→ **Problem**: Locate every line in the material below that has the word "shown". Copy each of those lines.
++++
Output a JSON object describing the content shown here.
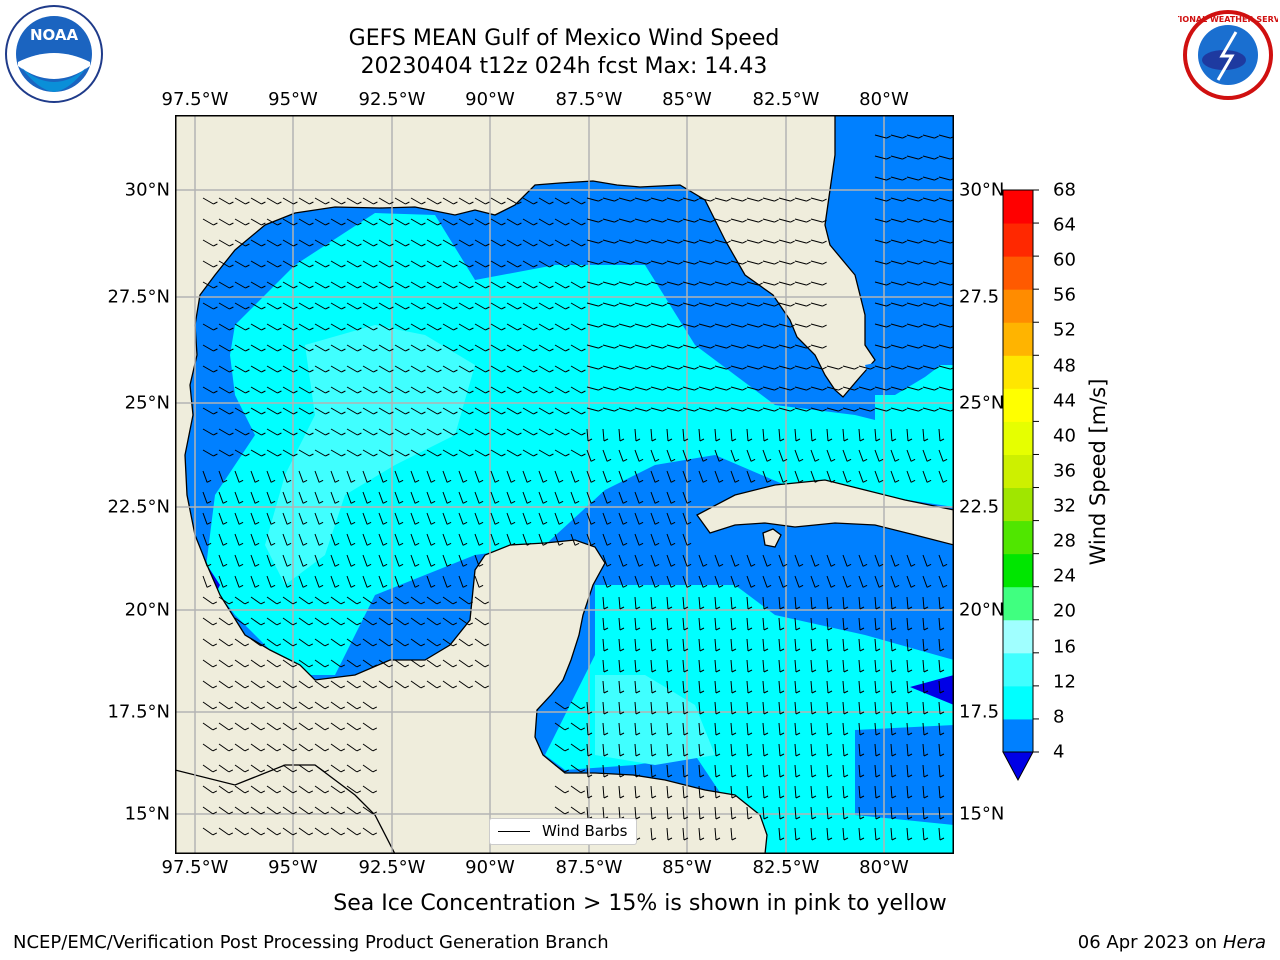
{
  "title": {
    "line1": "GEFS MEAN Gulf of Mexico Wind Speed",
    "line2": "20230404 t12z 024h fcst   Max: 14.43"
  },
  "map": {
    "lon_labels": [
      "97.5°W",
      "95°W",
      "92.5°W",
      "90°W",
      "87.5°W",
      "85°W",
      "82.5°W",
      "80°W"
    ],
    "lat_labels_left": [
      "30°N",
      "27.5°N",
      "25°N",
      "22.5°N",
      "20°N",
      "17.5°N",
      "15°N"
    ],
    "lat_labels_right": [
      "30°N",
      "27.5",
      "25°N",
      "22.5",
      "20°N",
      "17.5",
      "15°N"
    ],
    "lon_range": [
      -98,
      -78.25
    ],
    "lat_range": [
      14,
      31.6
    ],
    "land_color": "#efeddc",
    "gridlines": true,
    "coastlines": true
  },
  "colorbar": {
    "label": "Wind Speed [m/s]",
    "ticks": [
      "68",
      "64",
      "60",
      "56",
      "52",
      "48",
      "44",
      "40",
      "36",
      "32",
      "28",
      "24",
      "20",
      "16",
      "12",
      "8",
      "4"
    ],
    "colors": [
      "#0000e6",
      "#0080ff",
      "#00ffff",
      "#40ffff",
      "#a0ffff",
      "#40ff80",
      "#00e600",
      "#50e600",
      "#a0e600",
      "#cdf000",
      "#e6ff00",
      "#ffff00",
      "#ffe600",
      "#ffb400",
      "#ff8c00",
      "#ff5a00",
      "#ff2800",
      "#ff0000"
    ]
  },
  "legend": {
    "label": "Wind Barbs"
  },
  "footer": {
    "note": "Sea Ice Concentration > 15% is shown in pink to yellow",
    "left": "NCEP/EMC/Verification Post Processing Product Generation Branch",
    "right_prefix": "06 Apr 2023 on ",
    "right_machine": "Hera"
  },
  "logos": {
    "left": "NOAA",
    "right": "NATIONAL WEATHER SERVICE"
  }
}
++++
→ **The completed task**:
Output a JSON object describing the content shown here.
    "note": "Sea Ice Concentration > 15% is shown in pink to yellow",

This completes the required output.